**Data for processing**:
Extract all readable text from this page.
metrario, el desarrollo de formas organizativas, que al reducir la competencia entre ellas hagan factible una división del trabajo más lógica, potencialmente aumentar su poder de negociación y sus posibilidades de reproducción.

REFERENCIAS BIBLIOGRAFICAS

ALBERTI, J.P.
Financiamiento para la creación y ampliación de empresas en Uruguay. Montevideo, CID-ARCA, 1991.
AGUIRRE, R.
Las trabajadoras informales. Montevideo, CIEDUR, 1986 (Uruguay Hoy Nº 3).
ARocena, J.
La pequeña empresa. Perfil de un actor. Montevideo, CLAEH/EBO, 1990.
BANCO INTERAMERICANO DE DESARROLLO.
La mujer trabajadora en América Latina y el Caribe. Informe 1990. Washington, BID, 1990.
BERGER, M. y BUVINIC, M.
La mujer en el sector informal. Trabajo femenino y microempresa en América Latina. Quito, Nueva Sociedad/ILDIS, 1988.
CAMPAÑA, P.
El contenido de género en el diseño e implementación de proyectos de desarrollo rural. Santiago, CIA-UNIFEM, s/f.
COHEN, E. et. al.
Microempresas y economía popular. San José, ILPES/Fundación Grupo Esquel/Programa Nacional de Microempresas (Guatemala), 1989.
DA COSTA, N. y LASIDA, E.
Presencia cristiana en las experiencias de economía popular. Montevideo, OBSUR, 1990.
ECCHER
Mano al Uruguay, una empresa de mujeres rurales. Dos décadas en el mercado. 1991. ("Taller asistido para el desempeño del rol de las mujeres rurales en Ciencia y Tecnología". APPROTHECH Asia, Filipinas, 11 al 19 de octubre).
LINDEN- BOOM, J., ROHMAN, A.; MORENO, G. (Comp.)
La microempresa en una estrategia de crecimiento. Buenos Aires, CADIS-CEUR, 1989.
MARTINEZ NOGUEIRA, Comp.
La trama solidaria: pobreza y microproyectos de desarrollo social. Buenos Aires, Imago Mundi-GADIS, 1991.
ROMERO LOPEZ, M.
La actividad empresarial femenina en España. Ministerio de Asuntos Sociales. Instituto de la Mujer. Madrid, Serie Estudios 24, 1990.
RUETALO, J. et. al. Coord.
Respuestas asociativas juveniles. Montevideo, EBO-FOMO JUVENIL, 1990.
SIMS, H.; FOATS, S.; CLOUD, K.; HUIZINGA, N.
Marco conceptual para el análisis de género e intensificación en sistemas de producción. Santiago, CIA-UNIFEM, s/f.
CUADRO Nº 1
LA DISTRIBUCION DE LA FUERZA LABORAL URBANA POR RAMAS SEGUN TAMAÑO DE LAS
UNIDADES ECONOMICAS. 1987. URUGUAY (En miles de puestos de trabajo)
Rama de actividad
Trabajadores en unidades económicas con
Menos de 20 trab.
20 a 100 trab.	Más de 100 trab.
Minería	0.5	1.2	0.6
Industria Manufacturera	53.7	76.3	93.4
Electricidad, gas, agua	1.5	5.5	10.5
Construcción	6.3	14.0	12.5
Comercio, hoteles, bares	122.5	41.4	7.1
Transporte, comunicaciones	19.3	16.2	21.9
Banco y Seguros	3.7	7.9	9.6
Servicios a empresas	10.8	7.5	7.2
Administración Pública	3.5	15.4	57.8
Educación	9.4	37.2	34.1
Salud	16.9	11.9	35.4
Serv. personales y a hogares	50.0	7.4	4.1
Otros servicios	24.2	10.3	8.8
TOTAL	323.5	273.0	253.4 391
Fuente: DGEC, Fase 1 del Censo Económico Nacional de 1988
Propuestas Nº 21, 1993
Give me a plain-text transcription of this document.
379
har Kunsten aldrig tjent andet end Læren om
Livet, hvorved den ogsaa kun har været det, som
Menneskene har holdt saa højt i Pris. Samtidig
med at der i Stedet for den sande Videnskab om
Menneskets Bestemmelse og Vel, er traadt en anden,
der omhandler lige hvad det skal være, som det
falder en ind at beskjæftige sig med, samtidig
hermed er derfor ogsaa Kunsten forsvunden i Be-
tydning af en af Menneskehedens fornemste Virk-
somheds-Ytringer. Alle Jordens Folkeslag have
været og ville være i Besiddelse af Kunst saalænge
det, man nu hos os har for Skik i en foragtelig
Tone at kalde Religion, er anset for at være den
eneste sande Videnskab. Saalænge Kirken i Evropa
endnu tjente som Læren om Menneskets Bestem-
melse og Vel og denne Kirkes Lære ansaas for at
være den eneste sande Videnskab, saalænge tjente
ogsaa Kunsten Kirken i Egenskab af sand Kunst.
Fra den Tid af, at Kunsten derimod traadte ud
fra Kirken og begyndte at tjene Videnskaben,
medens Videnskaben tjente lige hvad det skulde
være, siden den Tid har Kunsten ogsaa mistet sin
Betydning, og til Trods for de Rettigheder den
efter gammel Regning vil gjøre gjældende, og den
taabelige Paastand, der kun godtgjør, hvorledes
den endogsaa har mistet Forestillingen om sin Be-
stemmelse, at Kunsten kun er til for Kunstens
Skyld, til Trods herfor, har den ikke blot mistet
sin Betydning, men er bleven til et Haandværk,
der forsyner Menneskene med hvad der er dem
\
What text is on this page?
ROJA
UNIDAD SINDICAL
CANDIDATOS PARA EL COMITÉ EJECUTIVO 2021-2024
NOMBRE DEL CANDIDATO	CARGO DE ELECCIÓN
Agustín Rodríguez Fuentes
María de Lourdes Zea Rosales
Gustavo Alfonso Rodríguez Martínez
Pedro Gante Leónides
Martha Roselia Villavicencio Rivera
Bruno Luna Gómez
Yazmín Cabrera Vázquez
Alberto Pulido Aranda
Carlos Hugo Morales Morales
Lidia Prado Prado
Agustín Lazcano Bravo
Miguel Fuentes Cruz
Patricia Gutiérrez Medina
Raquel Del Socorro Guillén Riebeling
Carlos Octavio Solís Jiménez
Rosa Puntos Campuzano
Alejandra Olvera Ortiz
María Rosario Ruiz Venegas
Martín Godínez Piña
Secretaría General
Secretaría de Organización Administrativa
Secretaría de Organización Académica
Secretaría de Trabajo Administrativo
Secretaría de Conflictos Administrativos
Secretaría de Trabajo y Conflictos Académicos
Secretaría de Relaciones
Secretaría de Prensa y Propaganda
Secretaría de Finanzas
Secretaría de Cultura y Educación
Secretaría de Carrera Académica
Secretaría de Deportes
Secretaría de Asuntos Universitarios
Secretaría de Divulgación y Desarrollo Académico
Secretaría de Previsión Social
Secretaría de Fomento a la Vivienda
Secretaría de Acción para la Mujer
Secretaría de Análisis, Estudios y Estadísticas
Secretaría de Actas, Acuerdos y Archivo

**What you are asked to do**: Go through the records and print each one exactly.

**Answer for the task**:
Extract all readable text from this page.
metrario, el desarrollo de formas organizativas, que al reducir la competencia entre ellas hagan factible una división del trabajo más lógica, potencialmente aumentar su poder de negociación y sus posibilidades de reproducción.

REFERENCIAS BIBLIOGRAFICAS

ALBERTI, J.P.
Financiamiento para la creación y ampliación de empresas en Uruguay. Montevideo, CID-ARCA, 1991.
AGUIRRE, R.
Las trabajadoras informales. Montevideo, CIEDUR, 1986 (Uruguay Hoy Nº 3).
ARocena, J.
La pequeña empresa. Perfil de un actor. Montevideo, CLAEH/EBO, 1990.
BANCO INTERAMERICANO DE DESARROLLO.
La mujer trabajadora en América Latina y el Caribe. Informe 1990. Washington, BID, 1990.
BERGER, M. y BUVINIC, M.
La mujer en el sector informal. Trabajo femenino y microempresa en América Latina. Quito, Nueva Sociedad/ILDIS, 1988.
CAMPAÑA, P.
El contenido de género en el diseño e implementación de proyectos de desarrollo rural. Santiago, CIA-UNIFEM, s/f.
COHEN, E. et. al.
Microempresas y economía popular. San José, ILPES/Fundación Grupo Esquel/Programa Nacional de Microempresas (Guatemala), 1989.
DA COSTA, N. y LASIDA, E.
Presencia cristiana en las experiencias de economía popular. Montevideo, OBSUR, 1990.
ECCHER
Mano al Uruguay, una empresa de mujeres rurales. Dos décadas en el mercado. 1991. ("Taller asistido para el desempeño del rol de las mujeres rurales en Ciencia y Tecnología". APPROTHECH Asia, Filipinas, 11 al 19 de octubre).
LINDEN- BOOM, J., ROHMAN, A.; MORENO, G. (Comp.)
La microempresa en una estrategia de crecimiento. Buenos Aires, CADIS-CEUR, 1989.
MARTINEZ NOGUEIRA, Comp.
La trama solidaria: pobreza y microproyectos de desarrollo social. Buenos Aires, Imago Mundi-GADIS, 1991.
ROMERO LOPEZ, M.
La actividad empresarial femenina en España. Ministerio de Asuntos Sociales. Instituto de la Mujer. Madrid, Serie Estudios 24, 1990.
RUETALO, J. et. al. Coord.
Respuestas asociativas juveniles. Montevideo, EBO-FOMO JUVENIL, 1990.
SIMS, H.; FOATS, S.; CLOUD, K.; HUIZINGA, N.
Marco conceptual para el análisis de género e intensificación en sistemas de producción. Santiago, CIA-UNIFEM, s/f.
CUADRO Nº 1
LA DISTRIBUCION DE LA FUERZA LABORAL URBANA POR RAMAS SEGUN TAMAÑO DE LAS
UNIDADES ECONOMICAS. 1987. URUGUAY (En miles de puestos de trabajo)
Rama de actividad
Trabajadores en unidades económicas con
Menos de 20 trab.
20 a 100 trab.	Más de 100 trab.
Minería	0.5	1.2	0.6
Industria Manufacturera	53.7	76.3	93.4
Electricidad, gas, agua	1.5	5.5	10.5
Construcción	6.3	14.0	12.5
Comercio, hoteles, bares	122.5	41.4	7.1
Transporte, comunicaciones	19.3	16.2	21.9
Banco y Seguros	3.7	7.9	9.6
Servicios a empresas	10.8	7.5	7.2
Administración Pública	3.5	15.4	57.8
Educación	9.4	37.2	34.1
Salud	16.9	11.9	35.4
Serv. personales y a hogares	50.0	7.4	4.1
Otros servicios	24.2	10.3	8.8
TOTAL	323.5	273.0	253.4 391
Fuente: DGEC, Fase 1 del Censo Económico Nacional de 1988
Propuestas Nº 21, 1993
Give me a plain-text transcription of this document.
379
har Kunsten aldrig tjent andet end Læren om
Livet, hvorved den ogsaa kun har været det, som
Menneskene har holdt saa højt i Pris. Samtidig
med at der i Stedet for den sande Videnskab om
Menneskets Bestemmelse og Vel, er traadt en anden,
der omhandler lige hvad det skal være, som det
falder en ind at beskjæftige sig med, samtidig
hermed er derfor ogsaa Kunsten forsvunden i Be-
tydning af en af Menneskehedens fornemste Virk-
somheds-Ytringer. Alle Jordens Folkeslag have
været og ville være i Besiddelse af Kunst saalænge
det, man nu hos os har for Skik i en foragtelig
Tone at kalde Religion, er anset for at være den
eneste sande Videnskab. Saalænge Kirken i Evropa
endnu tjente som Læren om Menneskets Bestem-
melse og Vel og denne Kirkes Lære ansaas for at
være den eneste sande Videnskab, saalænge tjente
ogsaa Kunsten Kirken i Egenskab af sand Kunst.
Fra den Tid af, at Kunsten derimod traadte ud
fra Kirken og begyndte at tjene Videnskaben,
medens Videnskaben tjente lige hvad det skulde
være, siden den Tid har Kunsten ogsaa mistet sin
Betydning, og til Trods for de Rettigheder den
efter gammel Regning vil gjøre gjældende, og den
taabelige Paastand, der kun godtgjør, hvorledes
den endogsaa har mistet Forestillingen om sin Be-
stemmelse, at Kunsten kun er til for Kunstens
Skyld, til Trods herfor, har den ikke blot mistet
sin Betydning, men er bleven til et Haandværk,
der forsyner Menneskene med hvad der er dem
\
What text is on this page?
ROJA
UNIDAD SINDICAL
CANDIDATOS PARA EL COMITÉ EJECUTIVO 2021-2024
NOMBRE DEL CANDIDATO	CARGO DE ELECCIÓN
Agustín Rodríguez Fuentes
María de Lourdes Zea Rosales
Gustavo Alfonso Rodríguez Martínez
Pedro Gante Leónides
Martha Roselia Villavicencio Rivera
Bruno Luna Gómez
Yazmín Cabrera Vázquez
Alberto Pulido Aranda
Carlos Hugo Morales Morales
Lidia Prado Prado
Agustín Lazcano Bravo
Miguel Fuentes Cruz
Patricia Gutiérrez Medina
Raquel Del Socorro Guillén Riebeling
Carlos Octavio Solís Jiménez
Rosa Puntos Campuzano
Alejandra Olvera Ortiz
María Rosario Ruiz Venegas
Martín Godínez Piña
Secretaría General
Secretaría de Organización Administrativa
Secretaría de Organización Académica
Secretaría de Trabajo Administrativo
Secretaría de Conflictos Administrativos
Secretaría de Trabajo y Conflictos Académicos
Secretaría de Relaciones
Secretaría de Prensa y Propaganda
Secretaría de Finanzas
Secretaría de Cultura y Educación
Secretaría de Carrera Académica
Secretaría de Deportes
Secretaría de Asuntos Universitarios
Secretaría de Divulgación y Desarrollo Académico
Secretaría de Previsión Social
Secretaría de Fomento a la Vivienda
Secretaría de Acción para la Mujer
Secretaría de Análisis, Estudios y Estadísticas
Secretaría de Actas, Acuerdos y Archivo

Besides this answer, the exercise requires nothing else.